The completion of the restructuring programme of Talvivaara is conditional,
among other things, on Talvivaara succeeding in completing an arrangement that
will secure the necessary cash flow for the Parent Company to discharge all of
its liabilities and restructuring debts and for continuing the development of
the Parent Company's business opportunities. Although the request for
confirmation of Talvivaara's final draft restructuring programme by the
Administrator filed on 6 March 2017 was a pivotal step in the Parent Company's
path towards a solvent operating status, the request will still need to be
approved by the District Court of Espoo. Moreover, the Parent Company does not
currently have any income generating business and is financing its operations
from its cash reserves. Therefore, there is, as of the date of the Group's
Financial Statements 20 March 2017, no certainty as to whether the District
Court of Espoo will approve the Administrator's confirmation request or whether
the Parent Company can timely secure the necessary cash flow and/or financing
for its new businesses and for discharging all of its liabilities. If the
approval of the District Court of Espoo is not obtained, or the necessary cash
flow and/or financing is not secured, the Parent Company may have to file for
bankruptcy and, as a result, the shareholders and creditors of the Parent
Company could lose their entire investment in the Parent Company.

If the corporate reorganisation proceedings of Talvivaara are not successful,
stakeholders could lose their entire investment in the Parent Company

Although the Board of Directors believes that a corporate reorganisation is a
viable option for Talvivaara, there can be no assurance that the proposed
restructuring programme of the Parent Company will ultimately be successfully
completed. The corporate reorganisation process can fail for a number of
reasons, including due to an insufficiency of funds to implement or complete the
restructuring programme, changes in circumstances affecting the financial
viability of Talvivaara, or insufficient income or cash reserves. If the
corporate reorganisation fails for these or any other reasons, it could result
in the bankruptcy of the Parent Company. As a result, shareholders and creditors
could lose their entire investment in the Parent Company.

If Talvivaara fails to transform its business opportunities into viable
businesses, stakeholders could lose their entire investment in the Parent
Company

Talvivaara is currently investigating and assessing a number of new business
opportunities in order to establish their viability as profit and cash flow
generating businesses. Despite the Parent Company's careful and thorough
analysis of the business concepts and their financial models as well as inherent
legal and commercial risks, there is, as of the date of the Group's Financial
Statements 20 March 2017, no certainty as to whether the Parent Company will
ultimately be successful in making its new businesses fundable, profitable and
cash flow generating. If Talvivaara's efforts are unsuccessful, the Parent
Company may have to file for bankruptcy and, as a result, the shareholders and
creditors could lose their entire investment in the Parent Company.

• [SHORT EXERCISE 1]
In the entries, starting at the first line and stopping after the line containing "category-label: Вартість активів", replace "bounding boxes" with "box coordinates" and leave everything else in those lines unchanged.

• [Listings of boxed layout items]
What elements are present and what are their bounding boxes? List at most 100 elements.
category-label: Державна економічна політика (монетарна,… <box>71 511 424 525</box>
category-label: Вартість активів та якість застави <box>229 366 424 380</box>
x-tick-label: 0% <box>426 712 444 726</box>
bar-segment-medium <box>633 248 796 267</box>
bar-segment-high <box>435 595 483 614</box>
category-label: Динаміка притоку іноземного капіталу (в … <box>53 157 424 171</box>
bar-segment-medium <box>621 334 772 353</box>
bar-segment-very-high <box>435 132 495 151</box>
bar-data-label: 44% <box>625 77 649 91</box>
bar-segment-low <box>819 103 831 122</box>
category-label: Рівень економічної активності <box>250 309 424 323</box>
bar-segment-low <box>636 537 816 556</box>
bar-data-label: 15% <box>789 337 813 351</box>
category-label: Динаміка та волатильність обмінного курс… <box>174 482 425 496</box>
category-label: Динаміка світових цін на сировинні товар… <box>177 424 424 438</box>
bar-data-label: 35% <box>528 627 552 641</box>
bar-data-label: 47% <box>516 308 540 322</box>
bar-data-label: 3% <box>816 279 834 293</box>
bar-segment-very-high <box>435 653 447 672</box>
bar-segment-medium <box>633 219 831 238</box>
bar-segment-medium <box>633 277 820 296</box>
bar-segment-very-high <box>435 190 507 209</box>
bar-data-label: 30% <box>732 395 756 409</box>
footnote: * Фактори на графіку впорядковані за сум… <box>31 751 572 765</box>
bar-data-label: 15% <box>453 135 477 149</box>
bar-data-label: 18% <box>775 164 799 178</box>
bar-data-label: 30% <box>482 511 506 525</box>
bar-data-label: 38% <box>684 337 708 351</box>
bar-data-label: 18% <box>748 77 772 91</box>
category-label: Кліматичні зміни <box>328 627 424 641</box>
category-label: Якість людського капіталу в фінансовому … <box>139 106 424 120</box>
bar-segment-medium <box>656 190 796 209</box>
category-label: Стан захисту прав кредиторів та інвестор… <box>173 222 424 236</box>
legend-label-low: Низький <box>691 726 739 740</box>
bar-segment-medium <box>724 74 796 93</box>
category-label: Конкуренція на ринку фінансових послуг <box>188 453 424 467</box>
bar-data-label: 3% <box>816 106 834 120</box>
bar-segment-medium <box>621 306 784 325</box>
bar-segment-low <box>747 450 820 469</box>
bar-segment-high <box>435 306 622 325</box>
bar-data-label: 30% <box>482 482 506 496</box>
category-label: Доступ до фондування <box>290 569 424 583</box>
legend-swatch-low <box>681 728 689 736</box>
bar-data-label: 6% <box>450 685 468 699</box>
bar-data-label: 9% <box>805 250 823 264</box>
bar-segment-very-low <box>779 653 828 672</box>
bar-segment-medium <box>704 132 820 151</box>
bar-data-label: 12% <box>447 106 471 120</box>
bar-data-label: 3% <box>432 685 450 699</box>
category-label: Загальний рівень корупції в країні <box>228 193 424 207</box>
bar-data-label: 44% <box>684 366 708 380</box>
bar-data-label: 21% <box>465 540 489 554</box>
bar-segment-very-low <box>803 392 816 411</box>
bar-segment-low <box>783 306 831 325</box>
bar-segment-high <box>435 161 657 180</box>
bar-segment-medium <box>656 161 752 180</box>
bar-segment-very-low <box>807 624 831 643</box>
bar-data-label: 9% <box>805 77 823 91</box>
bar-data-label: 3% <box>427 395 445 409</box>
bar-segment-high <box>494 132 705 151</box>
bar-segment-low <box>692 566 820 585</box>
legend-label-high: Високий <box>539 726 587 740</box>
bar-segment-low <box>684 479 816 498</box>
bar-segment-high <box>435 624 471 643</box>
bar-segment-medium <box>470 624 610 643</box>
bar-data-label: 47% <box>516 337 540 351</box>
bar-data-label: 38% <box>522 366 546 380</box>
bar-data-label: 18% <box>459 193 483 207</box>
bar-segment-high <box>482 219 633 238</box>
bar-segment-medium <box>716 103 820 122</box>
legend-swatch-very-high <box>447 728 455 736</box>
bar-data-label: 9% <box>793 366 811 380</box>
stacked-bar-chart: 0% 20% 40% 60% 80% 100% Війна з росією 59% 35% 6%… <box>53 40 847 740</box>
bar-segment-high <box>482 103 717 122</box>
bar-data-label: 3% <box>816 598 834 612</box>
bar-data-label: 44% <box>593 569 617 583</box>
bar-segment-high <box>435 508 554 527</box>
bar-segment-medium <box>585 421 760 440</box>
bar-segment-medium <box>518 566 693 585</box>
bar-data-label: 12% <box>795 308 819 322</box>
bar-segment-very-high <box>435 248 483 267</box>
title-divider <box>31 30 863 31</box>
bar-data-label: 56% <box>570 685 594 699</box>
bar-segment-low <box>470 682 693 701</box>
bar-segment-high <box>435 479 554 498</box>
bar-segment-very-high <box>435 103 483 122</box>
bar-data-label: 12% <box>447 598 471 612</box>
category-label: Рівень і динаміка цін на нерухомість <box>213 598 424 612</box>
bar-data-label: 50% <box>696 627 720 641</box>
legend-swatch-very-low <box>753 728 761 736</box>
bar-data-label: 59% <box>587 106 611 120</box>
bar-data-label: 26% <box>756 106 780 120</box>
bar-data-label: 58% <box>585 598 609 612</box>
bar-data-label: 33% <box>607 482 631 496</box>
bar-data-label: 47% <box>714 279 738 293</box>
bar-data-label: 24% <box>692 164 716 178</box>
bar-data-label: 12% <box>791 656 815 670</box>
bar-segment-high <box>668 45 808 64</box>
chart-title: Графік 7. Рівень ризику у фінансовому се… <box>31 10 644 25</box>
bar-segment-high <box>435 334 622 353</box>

• [SHORT EXERCISE 2]
Condense the paragraph of the Talvivaara restructuring text that begins "Although the Board of Directors believes" into a shorter version that keeps its main facts.

• [CORRECT ANSWER 1]
What elements are present and what are their box coordinates? List at most 100 elements.
category-label: Державна економічна політика (монетарна,… <box>71 511 424 525</box>
category-label: Вартість активів та якість застави <box>229 366 424 380</box>

• [CORRECT ANSWER 2]
The Board of Directors views corporate reorganization as a viable option for Talvivaara, but there is no assurance that the Parent Company's restructuring program will succeed. The process could fail because of insufficient funds to implement or complete the program, changes in circumstances affecting Talvivaara's financial viability, or insufficient income or cash reserves. Failure could lead to the Parent Company's bankruptcy, and shareholders and creditors could lose their entire investment.